(Rows from a figure dataset)

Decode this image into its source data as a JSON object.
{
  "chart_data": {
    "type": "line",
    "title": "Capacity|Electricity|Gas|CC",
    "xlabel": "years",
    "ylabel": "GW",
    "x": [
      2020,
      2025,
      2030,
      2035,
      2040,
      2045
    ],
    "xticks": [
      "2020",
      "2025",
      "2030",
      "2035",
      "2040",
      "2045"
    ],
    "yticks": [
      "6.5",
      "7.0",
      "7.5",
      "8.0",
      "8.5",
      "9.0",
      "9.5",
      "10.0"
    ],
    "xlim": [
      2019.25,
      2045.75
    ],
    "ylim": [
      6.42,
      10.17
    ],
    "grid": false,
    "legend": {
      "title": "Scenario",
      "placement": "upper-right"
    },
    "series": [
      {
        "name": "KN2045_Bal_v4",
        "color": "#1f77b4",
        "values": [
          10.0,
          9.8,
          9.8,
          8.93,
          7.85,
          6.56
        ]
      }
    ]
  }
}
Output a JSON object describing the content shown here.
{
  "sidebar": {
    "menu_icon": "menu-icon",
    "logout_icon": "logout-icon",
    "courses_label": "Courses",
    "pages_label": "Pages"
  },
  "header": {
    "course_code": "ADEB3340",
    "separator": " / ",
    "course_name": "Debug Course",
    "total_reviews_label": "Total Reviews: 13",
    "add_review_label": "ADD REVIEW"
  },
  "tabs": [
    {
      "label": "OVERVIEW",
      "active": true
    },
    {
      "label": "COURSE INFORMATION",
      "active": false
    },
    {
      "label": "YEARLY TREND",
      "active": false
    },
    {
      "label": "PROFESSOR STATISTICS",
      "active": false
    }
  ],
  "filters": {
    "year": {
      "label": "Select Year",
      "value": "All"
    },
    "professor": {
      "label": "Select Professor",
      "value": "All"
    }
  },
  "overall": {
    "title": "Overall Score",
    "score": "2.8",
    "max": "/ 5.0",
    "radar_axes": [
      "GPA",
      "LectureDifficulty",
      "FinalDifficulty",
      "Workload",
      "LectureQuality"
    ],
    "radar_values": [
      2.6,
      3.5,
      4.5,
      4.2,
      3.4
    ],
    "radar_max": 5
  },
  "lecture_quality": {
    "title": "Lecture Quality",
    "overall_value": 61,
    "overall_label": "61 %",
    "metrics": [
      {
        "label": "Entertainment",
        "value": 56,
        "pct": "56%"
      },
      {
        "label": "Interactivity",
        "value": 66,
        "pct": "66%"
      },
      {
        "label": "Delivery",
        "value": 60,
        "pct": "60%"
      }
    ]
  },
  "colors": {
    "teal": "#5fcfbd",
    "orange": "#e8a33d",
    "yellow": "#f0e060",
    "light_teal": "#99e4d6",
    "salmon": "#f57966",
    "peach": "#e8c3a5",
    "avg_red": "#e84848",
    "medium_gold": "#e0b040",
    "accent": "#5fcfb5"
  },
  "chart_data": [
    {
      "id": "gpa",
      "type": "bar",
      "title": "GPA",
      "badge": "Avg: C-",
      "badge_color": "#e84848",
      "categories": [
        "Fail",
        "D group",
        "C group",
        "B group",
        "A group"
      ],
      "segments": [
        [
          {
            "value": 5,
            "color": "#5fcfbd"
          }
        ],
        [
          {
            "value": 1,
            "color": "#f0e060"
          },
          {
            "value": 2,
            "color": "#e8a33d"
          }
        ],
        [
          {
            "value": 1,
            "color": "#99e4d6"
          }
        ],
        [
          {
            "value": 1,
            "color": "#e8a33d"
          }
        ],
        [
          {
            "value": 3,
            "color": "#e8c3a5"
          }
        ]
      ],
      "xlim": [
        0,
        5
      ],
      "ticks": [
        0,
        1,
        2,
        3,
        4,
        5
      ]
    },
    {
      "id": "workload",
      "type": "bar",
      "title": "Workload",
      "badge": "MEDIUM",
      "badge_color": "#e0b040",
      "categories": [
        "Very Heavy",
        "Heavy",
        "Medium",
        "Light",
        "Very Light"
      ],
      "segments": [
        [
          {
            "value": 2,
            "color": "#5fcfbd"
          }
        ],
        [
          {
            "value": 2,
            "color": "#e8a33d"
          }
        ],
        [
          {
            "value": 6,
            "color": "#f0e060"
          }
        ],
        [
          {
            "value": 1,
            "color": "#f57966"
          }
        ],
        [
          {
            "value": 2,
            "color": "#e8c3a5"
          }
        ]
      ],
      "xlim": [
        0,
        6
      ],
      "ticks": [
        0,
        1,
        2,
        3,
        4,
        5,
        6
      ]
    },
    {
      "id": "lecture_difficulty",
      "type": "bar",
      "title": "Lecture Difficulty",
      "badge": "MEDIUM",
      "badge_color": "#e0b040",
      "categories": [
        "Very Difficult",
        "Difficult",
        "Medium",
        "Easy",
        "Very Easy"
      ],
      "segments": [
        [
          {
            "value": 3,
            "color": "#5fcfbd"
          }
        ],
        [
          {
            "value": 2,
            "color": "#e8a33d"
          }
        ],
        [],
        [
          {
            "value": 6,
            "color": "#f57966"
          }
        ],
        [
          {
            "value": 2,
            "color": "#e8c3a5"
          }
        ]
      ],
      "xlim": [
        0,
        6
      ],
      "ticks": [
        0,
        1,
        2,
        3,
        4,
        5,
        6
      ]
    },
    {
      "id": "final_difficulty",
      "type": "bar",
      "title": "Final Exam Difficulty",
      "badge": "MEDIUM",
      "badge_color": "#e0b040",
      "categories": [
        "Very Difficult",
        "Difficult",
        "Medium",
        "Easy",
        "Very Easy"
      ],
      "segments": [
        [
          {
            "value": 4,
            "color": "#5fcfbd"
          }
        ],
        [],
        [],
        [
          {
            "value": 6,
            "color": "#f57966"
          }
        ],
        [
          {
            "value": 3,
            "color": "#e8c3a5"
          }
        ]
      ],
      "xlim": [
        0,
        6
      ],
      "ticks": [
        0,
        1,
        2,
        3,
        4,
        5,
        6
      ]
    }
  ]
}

**PROMPT**:
Your task is to repeat the data exactly; please include every line.

**SOLUTION**:
Decode this image into its source data as a JSON object.
{
  "chart_data": {
    "type": "line",
    "title": "Capacity|Electricity|Gas|CC",
    "xlabel": "years",
    "ylabel": "GW",
    "x": [
      2020,
      2025,
      2030,
      2035,
      2040,
      2045
    ],
    "xticks": [
      "2020",
      "2025",
      "2030",
      "2035",
      "2040",
      "2045"
    ],
    "yticks": [
      "6.5",
      "7.0",
      "7.5",
      "8.0",
      "8.5",
      "9.0",
      "9.5",
      "10.0"
    ],
    "xlim": [
      2019.25,
      2045.75
    ],
    "ylim": [
      6.42,
      10.17
    ],
    "grid": false,
    "legend": {
      "title": "Scenario",
      "placement": "upper-right"
    },
    "series": [
      {
        "name": "KN2045_Bal_v4",
        "color": "#1f77b4",
        "values": [
          10.0,
          9.8,
          9.8,
          8.93,
          7.85,
          6.56
        ]
      }
    ]
  }
}
Output a JSON object describing the content shown here.
{
  "sidebar": {
    "menu_icon": "menu-icon",
    "logout_icon": "logout-icon",
    "courses_label": "Courses",
    "pages_label": "Pages"
  },
  "header": {
    "course_code": "ADEB3340",
    "separator": " / ",
    "course_name": "Debug Course",
    "total_reviews_label": "Total Reviews: 13",
    "add_review_label": "ADD REVIEW"
  },
  "tabs": [
    {
      "label": "OVERVIEW",
      "active": true
    },
    {
      "label": "COURSE INFORMATION",
      "active": false
    },
    {
      "label": "YEARLY TREND",
      "active": false
    },
    {
      "label": "PROFESSOR STATISTICS",
      "active": false
    }
  ],
  "filters": {
    "year": {
      "label": "Select Year",
      "value": "All"
    },
    "professor": {
      "label": "Select Professor",
      "value": "All"
    }
  },
  "overall": {
    "title": "Overall Score",
    "score": "2.8",
    "max": "/ 5.0",
    "radar_axes": [
      "GPA",
      "LectureDifficulty",
      "FinalDifficulty",
      "Workload",
      "LectureQuality"
    ],
    "radar_values": [
      2.6,
      3.5,
      4.5,
      4.2,
      3.4
    ],
    "radar_max": 5
  },
  "lecture_quality": {
    "title": "Lecture Quality",
    "overall_value": 61,
    "overall_label": "61 %",
    "metrics": [
      {
        "label": "Entertainment",
        "value": 56,
        "pct": "56%"
      },
      {
        "label": "Interactivity",
        "value": 66,
        "pct": "66%"
      },
      {
        "label": "Delivery",
        "value": 60,
        "pct": "60%"
      }
    ]
  },
  "colors": {
    "teal": "#5fcfbd",
    "orange": "#e8a33d",
    "yellow": "#f0e060",
    "light_teal": "#99e4d6",
    "salmon": "#f57966",
    "peach": "#e8c3a5",
    "avg_red": "#e84848",
    "medium_gold": "#e0b040",
    "accent": "#5fcfb5"
  },
  "chart_data": [
    {
      "id": "gpa",
      "type": "bar",
      "title": "GPA",
      "badge": "Avg: C-",
      "badge_color": "#e84848",
      "categories": [
        "Fail",
        "D group",
        "C group",
        "B group",
        "A group"
      ],
      "segments": [
        [
          {
            "value": 5,
            "color": "#5fcfbd"
          }
        ],
        [
          {
            "value": 1,
            "color": "#f0e060"
          },
          {
            "value": 2,
            "color": "#e8a33d"
          }
        ],
        [
          {
            "value": 1,
            "color": "#99e4d6"
          }
        ],
        [
          {
            "value": 1,
            "color": "#e8a33d"
          }
        ],
        [
          {
            "value": 3,
            "color": "#e8c3a5"
          }
        ]
      ],
      "xlim": [
        0,
        5
      ],
      "ticks": [
        0,
        1,
        2,
        3,
        4,
        5
      ]
    },
    {
      "id": "workload",
      "type": "bar",
      "title": "Workload",
      "badge": "MEDIUM",
      "badge_color": "#e0b040",
      "categories": [
        "Very Heavy",
        "Heavy",
        "Medium",
        "Light",
        "Very Light"
      ],
      "segments": [
        [
          {
            "value": 2,
            "color": "#5fcfbd"
          }
        ],
        [
          {
            "value": 2,
            "color": "#e8a33d"
          }
        ],
        [
          {
            "value": 6,
            "color": "#f0e060"
          }
        ],
        [
          {
            "value": 1,
            "color": "#f57966"
          }
        ],
        [
          {
            "value": 2,
            "color": "#e8c3a5"
          }
        ]
      ],
      "xlim": [
        0,
        6
      ],
      "ticks": [
        0,
        1,
        2,
        3,
        4,
        5,
        6
      ]
    },
    {
      "id": "lecture_difficulty",
      "type": "bar",
      "title": "Lecture Difficulty",
      "badge": "MEDIUM",
      "badge_color": "#e0b040",
      "categories": [
        "Very Difficult",
        "Difficult",
        "Medium",
        "Easy",
        "Very Easy"
      ],
      "segments": [
        [
          {
            "value": 3,
            "color": "#5fcfbd"
          }
        ],
        [
          {
            "value": 2,
            "color": "#e8a33d"
          }
        ],
        [],
        [
          {
            "value": 6,
            "color": "#f57966"
          }
        ],
        [
          {
            "value": 2,
            "color": "#e8c3a5"
          }
        ]
      ],
      "xlim": [
        0,
        6
      ],
      "ticks": [
        0,
        1,
        2,
        3,
        4,
        5,
        6
      ]
    },
    {
      "id": "final_difficulty",
      "type": "bar",
      "title": "Final Exam Difficulty",
      "badge": "MEDIUM",
      "badge_color": "#e0b040",
      "categories": [
        "Very Difficult",
        "Difficult",
        "Medium",
        "Easy",
        "Very Easy"
      ],
      "segments": [
        [
          {
            "value": 4,
            "color": "#5fcfbd"
          }
        ],
        [],
        [],
        [
          {
            "value": 6,
            "color": "#f57966"
          }
        ],
        [
          {
            "value": 3,
            "color": "#e8c3a5"
          }
        ]
      ],
      "xlim": [
        0,
        6
      ],
      "ticks": [
        0,
        1,
        2,
        3,
        4,
        5,
        6
      ]
    }
  ]
}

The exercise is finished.